## EXTRACT PROVIDED
Wednesday, September 3, 2008

Walloped

A car finally struck me. It was a wonderfully Venezuelan experience. Though if I want to tell the story in a Venezuelan way, I guess I need to say -Se me choquaron -Me golpearon*. "They hit me."

I entered the crosswalk at Av. Francisco de Miranda and Av. Principal de Las Mercedes in Chacaito. This is a six-lane 2-way street with tall office buildings intersecting another street with four lanes in one direction and a little country street (sans sidewalks) on the north side. It's a major intersection, big enough to have a painted crosswalk. Some guy in a pale green (!) sedan, a Mustang or some such, wanted to turn right from eastbount Miranda onto southbound Las Mercedes (click the map to understand. This is right in the middle of the map, south of the golf course.) Like most Venezuelans, he saw me walking the same direction as his car was going, and the other pedestrians in the crosswalk going the other way, and decided to just go, knowing that everyone is looking out for cars and will yield with the grace of merengue dancers avoiding other spinning couples on the dance floor. The rule, generally, is that once the nose of a car is ahead of you, it has right of way. I didn't care. I was in the crosswalk and I have decided that in this respect I'm not going to be culturally relativistic -- cars suck just as much here as they do anywhere else.

At first he let me go, walking along to the right of his car as he edged closer and closer. He nosed ahead of me. I kept walking, and right when I was about to walk around the front right corner of the car, he accelerated while turning, walloping me with his right-side mirror and then knocking my knee with the car's side panel. It was like he just couldn't stand the idea of some other guy taking right of way from him, and he needed to assert his insecurity in whatever way was available.

[Listings of regions and labels]
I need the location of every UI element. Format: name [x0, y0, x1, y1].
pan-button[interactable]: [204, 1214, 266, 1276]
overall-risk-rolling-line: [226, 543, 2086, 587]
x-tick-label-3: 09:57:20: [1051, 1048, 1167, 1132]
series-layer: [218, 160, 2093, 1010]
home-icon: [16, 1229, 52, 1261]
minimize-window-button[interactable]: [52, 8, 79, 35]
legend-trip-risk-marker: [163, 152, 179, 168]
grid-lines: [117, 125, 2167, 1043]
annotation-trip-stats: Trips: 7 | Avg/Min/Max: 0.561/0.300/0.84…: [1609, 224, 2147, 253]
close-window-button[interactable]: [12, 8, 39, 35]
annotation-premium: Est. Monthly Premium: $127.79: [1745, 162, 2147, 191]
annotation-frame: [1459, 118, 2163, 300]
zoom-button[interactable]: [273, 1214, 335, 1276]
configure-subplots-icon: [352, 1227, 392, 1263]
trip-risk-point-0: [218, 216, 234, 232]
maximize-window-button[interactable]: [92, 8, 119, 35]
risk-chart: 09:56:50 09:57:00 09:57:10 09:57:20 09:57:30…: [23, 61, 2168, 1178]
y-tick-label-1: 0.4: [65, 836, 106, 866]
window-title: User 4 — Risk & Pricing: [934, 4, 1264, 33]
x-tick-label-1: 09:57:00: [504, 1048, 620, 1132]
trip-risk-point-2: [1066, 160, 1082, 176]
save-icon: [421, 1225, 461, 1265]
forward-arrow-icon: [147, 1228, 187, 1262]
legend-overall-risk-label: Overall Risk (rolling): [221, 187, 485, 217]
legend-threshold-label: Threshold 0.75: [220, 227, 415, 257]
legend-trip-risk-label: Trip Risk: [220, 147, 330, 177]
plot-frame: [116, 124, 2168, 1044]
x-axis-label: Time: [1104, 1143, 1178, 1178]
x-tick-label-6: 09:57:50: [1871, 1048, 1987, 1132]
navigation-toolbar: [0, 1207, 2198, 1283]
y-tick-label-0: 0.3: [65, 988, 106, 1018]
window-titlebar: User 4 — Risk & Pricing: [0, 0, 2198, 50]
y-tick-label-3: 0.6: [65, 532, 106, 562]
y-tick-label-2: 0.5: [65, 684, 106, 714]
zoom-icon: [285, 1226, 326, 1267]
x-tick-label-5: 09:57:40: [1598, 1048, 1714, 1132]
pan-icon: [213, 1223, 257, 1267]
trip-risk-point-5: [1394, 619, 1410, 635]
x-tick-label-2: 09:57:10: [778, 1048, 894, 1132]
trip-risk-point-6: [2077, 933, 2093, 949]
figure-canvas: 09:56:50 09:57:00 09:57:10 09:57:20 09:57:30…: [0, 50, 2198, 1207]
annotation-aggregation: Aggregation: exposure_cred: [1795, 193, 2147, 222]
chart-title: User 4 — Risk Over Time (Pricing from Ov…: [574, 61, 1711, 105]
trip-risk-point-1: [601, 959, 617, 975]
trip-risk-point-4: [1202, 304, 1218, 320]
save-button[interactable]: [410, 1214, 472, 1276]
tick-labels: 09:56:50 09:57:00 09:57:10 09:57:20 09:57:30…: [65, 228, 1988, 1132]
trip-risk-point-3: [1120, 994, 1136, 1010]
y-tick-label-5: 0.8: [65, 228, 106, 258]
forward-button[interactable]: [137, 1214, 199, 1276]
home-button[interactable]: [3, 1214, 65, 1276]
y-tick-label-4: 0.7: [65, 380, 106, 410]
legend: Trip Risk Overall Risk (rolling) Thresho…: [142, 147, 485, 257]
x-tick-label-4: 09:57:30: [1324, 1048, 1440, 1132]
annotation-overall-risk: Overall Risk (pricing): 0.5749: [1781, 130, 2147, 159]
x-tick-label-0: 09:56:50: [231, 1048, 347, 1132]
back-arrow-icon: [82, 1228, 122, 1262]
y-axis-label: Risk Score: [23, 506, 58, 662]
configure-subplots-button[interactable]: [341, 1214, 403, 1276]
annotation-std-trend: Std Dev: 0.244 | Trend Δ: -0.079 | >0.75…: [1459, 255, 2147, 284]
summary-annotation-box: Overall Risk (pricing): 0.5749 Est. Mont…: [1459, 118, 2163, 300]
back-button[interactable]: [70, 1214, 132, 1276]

## TASK TO CARRY OUT
Please write out the passage from the post about being hit by a car, word for word, between "At first he" and "way was available.", inclusive.

## REPLY TO THE EXERCISE
At first he let me go, walking along to the right of his car as he edged closer and closer. He nosed ahead of me. I kept walking, and right when I was about to walk around the front right corner of the car, he accelerated while turning, walloping me with his right-side mirror and then knocking my knee with the car's side panel. It was like he just couldn't stand the idea of some other guy taking right of way from him, and he needed to assert his insecurity in whatever way was available.